» **EXERCISE PROMPT**:
State how many lines of the entries hold the string "growth", and output nothing but that count.
— start DATA FOR THE TASK —
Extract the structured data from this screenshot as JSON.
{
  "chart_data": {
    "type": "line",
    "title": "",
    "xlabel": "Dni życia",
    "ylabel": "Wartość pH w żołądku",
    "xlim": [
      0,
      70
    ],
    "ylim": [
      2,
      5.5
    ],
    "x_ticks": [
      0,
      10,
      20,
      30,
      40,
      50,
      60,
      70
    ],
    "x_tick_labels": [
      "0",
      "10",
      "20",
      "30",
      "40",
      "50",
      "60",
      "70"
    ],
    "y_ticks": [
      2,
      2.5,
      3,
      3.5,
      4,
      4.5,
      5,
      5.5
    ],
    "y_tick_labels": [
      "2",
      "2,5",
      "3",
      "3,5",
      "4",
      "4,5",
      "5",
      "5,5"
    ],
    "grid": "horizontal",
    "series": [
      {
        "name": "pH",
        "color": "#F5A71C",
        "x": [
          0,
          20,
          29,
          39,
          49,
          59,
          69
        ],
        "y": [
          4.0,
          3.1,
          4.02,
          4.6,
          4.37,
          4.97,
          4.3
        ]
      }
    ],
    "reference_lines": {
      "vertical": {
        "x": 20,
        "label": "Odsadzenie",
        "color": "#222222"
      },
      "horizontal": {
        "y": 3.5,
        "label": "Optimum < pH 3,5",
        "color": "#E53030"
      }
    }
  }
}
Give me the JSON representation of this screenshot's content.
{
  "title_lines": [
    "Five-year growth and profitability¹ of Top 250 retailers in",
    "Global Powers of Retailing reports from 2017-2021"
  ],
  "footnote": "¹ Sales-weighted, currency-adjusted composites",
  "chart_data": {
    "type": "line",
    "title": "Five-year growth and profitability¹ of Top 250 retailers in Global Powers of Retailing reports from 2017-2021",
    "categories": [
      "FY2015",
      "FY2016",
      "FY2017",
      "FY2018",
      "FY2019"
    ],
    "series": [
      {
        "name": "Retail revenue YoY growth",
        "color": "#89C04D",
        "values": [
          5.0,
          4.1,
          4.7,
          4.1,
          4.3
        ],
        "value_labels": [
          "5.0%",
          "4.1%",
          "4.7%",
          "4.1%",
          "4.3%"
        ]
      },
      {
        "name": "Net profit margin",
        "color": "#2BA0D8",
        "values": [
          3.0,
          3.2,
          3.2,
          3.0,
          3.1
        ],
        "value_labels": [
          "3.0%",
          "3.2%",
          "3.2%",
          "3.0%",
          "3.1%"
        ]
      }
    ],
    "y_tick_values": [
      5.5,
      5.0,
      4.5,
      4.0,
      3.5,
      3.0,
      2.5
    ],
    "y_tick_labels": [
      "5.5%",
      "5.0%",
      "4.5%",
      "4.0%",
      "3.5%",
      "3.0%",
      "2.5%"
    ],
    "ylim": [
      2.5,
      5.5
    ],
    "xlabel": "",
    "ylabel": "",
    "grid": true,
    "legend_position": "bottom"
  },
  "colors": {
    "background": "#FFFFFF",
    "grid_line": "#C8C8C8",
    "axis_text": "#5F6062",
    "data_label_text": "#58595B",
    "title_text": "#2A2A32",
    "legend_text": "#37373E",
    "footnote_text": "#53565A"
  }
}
— end DATA FOR THE TASK —
» **SOLUTION FOR THIS PROBLEM**:
3